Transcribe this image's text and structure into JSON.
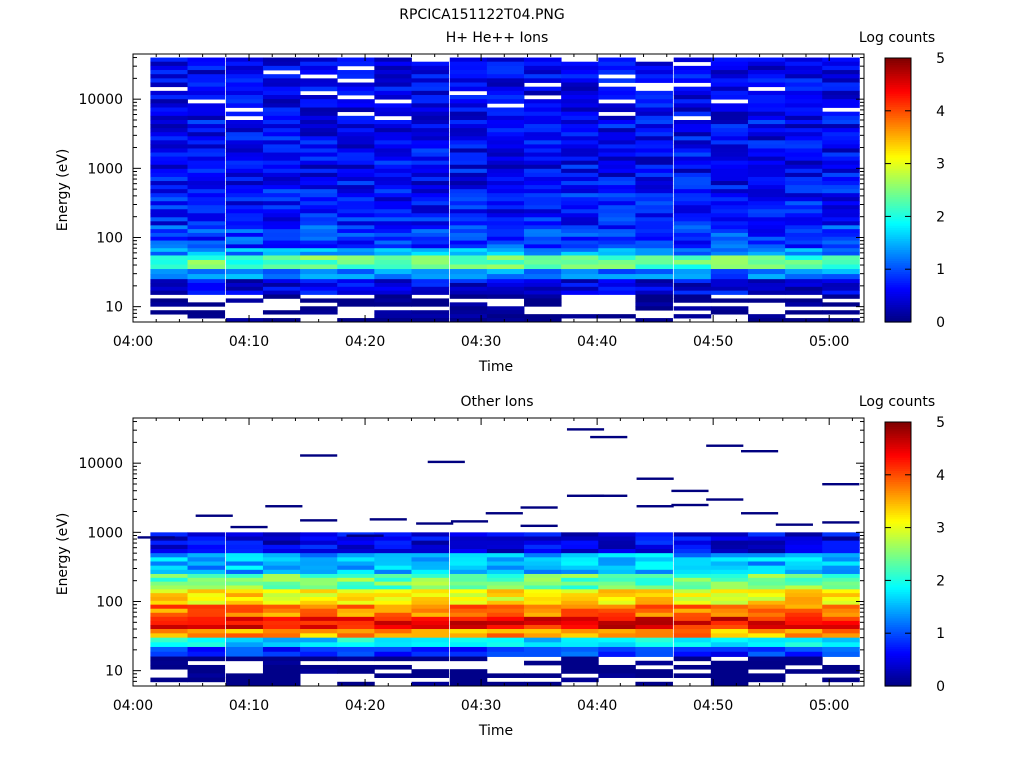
{
  "figure_title": "RPCICA151122T04.PNG",
  "colors": {
    "jet": [
      "#00007f",
      "#0000ff",
      "#007fff",
      "#00ffff",
      "#7fff7f",
      "#ffff00",
      "#ff7f00",
      "#ff0000",
      "#7f0000"
    ]
  },
  "chart_data": [
    {
      "type": "heatmap",
      "title": "H+ He++ Ions",
      "xlabel": "Time",
      "ylabel": "Energy (eV)",
      "x_scale": "time",
      "x_range": [
        "04:00",
        "05:03"
      ],
      "x_ticks": [
        "04:00",
        "04:10",
        "04:20",
        "04:30",
        "04:40",
        "04:50",
        "05:00"
      ],
      "y_scale": "log",
      "ylim": [
        6,
        45000
      ],
      "y_ticks": [
        "10",
        "100",
        "1000",
        "10000"
      ],
      "colorbar": {
        "label": "Log counts",
        "range": [
          0,
          5
        ],
        "ticks": [
          "0",
          "1",
          "2",
          "3",
          "4",
          "5"
        ]
      },
      "time_bins_start": [
        "04:01.5",
        "04:04.7",
        "04:08.0",
        "04:11.2",
        "04:14.4",
        "04:17.6",
        "04:20.8",
        "04:24.0",
        "04:27.3",
        "04:30.5",
        "04:33.7",
        "04:36.9",
        "04:40.1",
        "04:43.3",
        "04:46.6",
        "04:49.8",
        "04:53.0",
        "04:56.2",
        "04:59.4"
      ],
      "time_bin_width_min": 3.2,
      "energy_bands": [
        {
          "from": 40000,
          "to": 5000,
          "log_counts": 0.6,
          "note": "mixed dark/medium blue with white gaps"
        },
        {
          "from": 5000,
          "to": 500,
          "log_counts": 0.6
        },
        {
          "from": 500,
          "to": 150,
          "log_counts": 0.7
        },
        {
          "from": 150,
          "to": 70,
          "log_counts": 0.9
        },
        {
          "from": 70,
          "to": 55,
          "log_counts": 1.4
        },
        {
          "from": 55,
          "to": 35,
          "log_counts": 2.3,
          "note": "peak band, green"
        },
        {
          "from": 35,
          "to": 25,
          "log_counts": 1.2
        },
        {
          "from": 25,
          "to": 15,
          "log_counts": 0.5
        },
        {
          "from": 15,
          "to": 6,
          "log_counts": 0.2,
          "note": "patchy, partially empty"
        }
      ]
    },
    {
      "type": "heatmap",
      "title": "Other Ions",
      "xlabel": "Time",
      "ylabel": "Energy (eV)",
      "x_scale": "time",
      "x_range": [
        "04:00",
        "05:03"
      ],
      "x_ticks": [
        "04:00",
        "04:10",
        "04:20",
        "04:30",
        "04:40",
        "04:50",
        "05:00"
      ],
      "y_scale": "log",
      "ylim": [
        6,
        45000
      ],
      "y_ticks": [
        "10",
        "100",
        "1000",
        "10000"
      ],
      "colorbar": {
        "label": "Log counts",
        "range": [
          0,
          5
        ],
        "ticks": [
          "0",
          "1",
          "2",
          "3",
          "4",
          "5"
        ]
      },
      "time_bins_start": [
        "04:01.5",
        "04:04.7",
        "04:08.0",
        "04:11.2",
        "04:14.4",
        "04:17.6",
        "04:20.8",
        "04:24.0",
        "04:27.3",
        "04:30.5",
        "04:33.7",
        "04:36.9",
        "04:40.1",
        "04:43.3",
        "04:46.6",
        "04:49.8",
        "04:53.0",
        "04:56.2",
        "04:59.4"
      ],
      "time_bin_width_min": 3.2,
      "energy_bands": [
        {
          "from": 1000,
          "to": 500,
          "log_counts": 0.5
        },
        {
          "from": 500,
          "to": 250,
          "log_counts": 1.5
        },
        {
          "from": 250,
          "to": 150,
          "log_counts": 2.4
        },
        {
          "from": 150,
          "to": 90,
          "log_counts": 3.2
        },
        {
          "from": 90,
          "to": 60,
          "log_counts": 3.8
        },
        {
          "from": 60,
          "to": 40,
          "log_counts": 4.4,
          "note": "peak band, red"
        },
        {
          "from": 40,
          "to": 30,
          "log_counts": 3.6
        },
        {
          "from": 30,
          "to": 22,
          "log_counts": 1.8
        },
        {
          "from": 22,
          "to": 16,
          "log_counts": 0.9
        },
        {
          "from": 16,
          "to": 6,
          "log_counts": 0.1,
          "note": "patchy, partially empty"
        }
      ],
      "sparse_high_energy_streaks": [
        {
          "time": "04:02",
          "energy": 850
        },
        {
          "time": "04:07",
          "energy": 1750
        },
        {
          "time": "04:10",
          "energy": 1200
        },
        {
          "time": "04:13",
          "energy": 2400
        },
        {
          "time": "04:16",
          "energy": 13000
        },
        {
          "time": "04:16",
          "energy": 1500
        },
        {
          "time": "04:20",
          "energy": 900
        },
        {
          "time": "04:22",
          "energy": 1550
        },
        {
          "time": "04:27",
          "energy": 10500
        },
        {
          "time": "04:26",
          "energy": 1350
        },
        {
          "time": "04:29",
          "energy": 1450
        },
        {
          "time": "04:32",
          "energy": 1900
        },
        {
          "time": "04:35",
          "energy": 2300
        },
        {
          "time": "04:35",
          "energy": 1250
        },
        {
          "time": "04:39",
          "energy": 31000
        },
        {
          "time": "04:39",
          "energy": 3400
        },
        {
          "time": "04:41",
          "energy": 24000
        },
        {
          "time": "04:41",
          "energy": 3400
        },
        {
          "time": "04:45",
          "energy": 6000
        },
        {
          "time": "04:45",
          "energy": 2400
        },
        {
          "time": "04:48",
          "energy": 4000
        },
        {
          "time": "04:48",
          "energy": 2500
        },
        {
          "time": "04:51",
          "energy": 18000
        },
        {
          "time": "04:51",
          "energy": 3000
        },
        {
          "time": "04:54",
          "energy": 15000
        },
        {
          "time": "04:54",
          "energy": 1900
        },
        {
          "time": "04:57",
          "energy": 1300
        },
        {
          "time": "05:01",
          "energy": 5000
        },
        {
          "time": "05:01",
          "energy": 1400
        }
      ]
    }
  ]
}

> **AIM**
Strip out the images, then output the records above word for word.

> **EXERCISE OUTPUT**
Transcribe this image's text and structure into JSON.
{
  "figure_title": "RPCICA151122T04.PNG",
  "colors": {
    "jet": [
      "#00007f",
      "#0000ff",
      "#007fff",
      "#00ffff",
      "#7fff7f",
      "#ffff00",
      "#ff7f00",
      "#ff0000",
      "#7f0000"
    ]
  },
  "chart_data": [
    {
      "type": "heatmap",
      "title": "H+ He++ Ions",
      "xlabel": "Time",
      "ylabel": "Energy (eV)",
      "x_scale": "time",
      "x_range": [
        "04:00",
        "05:03"
      ],
      "x_ticks": [
        "04:00",
        "04:10",
        "04:20",
        "04:30",
        "04:40",
        "04:50",
        "05:00"
      ],
      "y_scale": "log",
      "ylim": [
        6,
        45000
      ],
      "y_ticks": [
        "10",
        "100",
        "1000",
        "10000"
      ],
      "colorbar": {
        "label": "Log counts",
        "range": [
          0,
          5
        ],
        "ticks": [
          "0",
          "1",
          "2",
          "3",
          "4",
          "5"
        ]
      },
      "time_bins_start": [
        "04:01.5",
        "04:04.7",
        "04:08.0",
        "04:11.2",
        "04:14.4",
        "04:17.6",
        "04:20.8",
        "04:24.0",
        "04:27.3",
        "04:30.5",
        "04:33.7",
        "04:36.9",
        "04:40.1",
        "04:43.3",
        "04:46.6",
        "04:49.8",
        "04:53.0",
        "04:56.2",
        "04:59.4"
      ],
      "time_bin_width_min": 3.2,
      "energy_bands": [
        {
          "from": 40000,
          "to": 5000,
          "log_counts": 0.6,
          "note": "mixed dark/medium blue with white gaps"
        },
        {
          "from": 5000,
          "to": 500,
          "log_counts": 0.6
        },
        {
          "from": 500,
          "to": 150,
          "log_counts": 0.7
        },
        {
          "from": 150,
          "to": 70,
          "log_counts": 0.9
        },
        {
          "from": 70,
          "to": 55,
          "log_counts": 1.4
        },
        {
          "from": 55,
          "to": 35,
          "log_counts": 2.3,
          "note": "peak band, green"
        },
        {
          "from": 35,
          "to": 25,
          "log_counts": 1.2
        },
        {
          "from": 25,
          "to": 15,
          "log_counts": 0.5
        },
        {
          "from": 15,
          "to": 6,
          "log_counts": 0.2,
          "note": "patchy, partially empty"
        }
      ]
    },
    {
      "type": "heatmap",
      "title": "Other Ions",
      "xlabel": "Time",
      "ylabel": "Energy (eV)",
      "x_scale": "time",
      "x_range": [
        "04:00",
        "05:03"
      ],
      "x_ticks": [
        "04:00",
        "04:10",
        "04:20",
        "04:30",
        "04:40",
        "04:50",
        "05:00"
      ],
      "y_scale": "log",
      "ylim": [
        6,
        45000
      ],
      "y_ticks": [
        "10",
        "100",
        "1000",
        "10000"
      ],
      "colorbar": {
        "label": "Log counts",
        "range": [
          0,
          5
        ],
        "ticks": [
          "0",
          "1",
          "2",
          "3",
          "4",
          "5"
        ]
      },
      "time_bins_start": [
        "04:01.5",
        "04:04.7",
        "04:08.0",
        "04:11.2",
        "04:14.4",
        "04:17.6",
        "04:20.8",
        "04:24.0",
        "04:27.3",
        "04:30.5",
        "04:33.7",
        "04:36.9",
        "04:40.1",
        "04:43.3",
        "04:46.6",
        "04:49.8",
        "04:53.0",
        "04:56.2",
        "04:59.4"
      ],
      "time_bin_width_min": 3.2,
      "energy_bands": [
        {
          "from": 1000,
          "to": 500,
          "log_counts": 0.5
        },
        {
          "from": 500,
          "to": 250,
          "log_counts": 1.5
        },
        {
          "from": 250,
          "to": 150,
          "log_counts": 2.4
        },
        {
          "from": 150,
          "to": 90,
          "log_counts": 3.2
        },
        {
          "from": 90,
          "to": 60,
          "log_counts": 3.8
        },
        {
          "from": 60,
          "to": 40,
          "log_counts": 4.4,
          "note": "peak band, red"
        },
        {
          "from": 40,
          "to": 30,
          "log_counts": 3.6
        },
        {
          "from": 30,
          "to": 22,
          "log_counts": 1.8
        },
        {
          "from": 22,
          "to": 16,
          "log_counts": 0.9
        },
        {
          "from": 16,
          "to": 6,
          "log_counts": 0.1,
          "note": "patchy, partially empty"
        }
      ],
      "sparse_high_energy_streaks": [
        {
          "time": "04:02",
          "energy": 850
        },
        {
          "time": "04:07",
          "energy": 1750
        },
        {
          "time": "04:10",
          "energy": 1200
        },
        {
          "time": "04:13",
          "energy": 2400
        },
        {
          "time": "04:16",
          "energy": 13000
        },
        {
          "time": "04:16",
          "energy": 1500
        },
        {
          "time": "04:20",
          "energy": 900
        },
        {
          "time": "04:22",
          "energy": 1550
        },
        {
          "time": "04:27",
          "energy": 10500
        },
        {
          "time": "04:26",
          "energy": 1350
        },
        {
          "time": "04:29",
          "energy": 1450
        },
        {
          "time": "04:32",
          "energy": 1900
        },
        {
          "time": "04:35",
          "energy": 2300
        },
        {
          "time": "04:35",
          "energy": 1250
        },
        {
          "time": "04:39",
          "energy": 31000
        },
        {
          "time": "04:39",
          "energy": 3400
        },
        {
          "time": "04:41",
          "energy": 24000
        },
        {
          "time": "04:41",
          "energy": 3400
        },
        {
          "time": "04:45",
          "energy": 6000
        },
        {
          "time": "04:45",
          "energy": 2400
        },
        {
          "time": "04:48",
          "energy": 4000
        },
        {
          "time": "04:48",
          "energy": 2500
        },
        {
          "time": "04:51",
          "energy": 18000
        },
        {
          "time": "04:51",
          "energy": 3000
        },
        {
          "time": "04:54",
          "energy": 15000
        },
        {
          "time": "04:54",
          "energy": 1900
        },
        {
          "time": "04:57",
          "energy": 1300
        },
        {
          "time": "05:01",
          "energy": 5000
        },
        {
          "time": "05:01",
          "energy": 1400
        }
      ]
    }
  ]
}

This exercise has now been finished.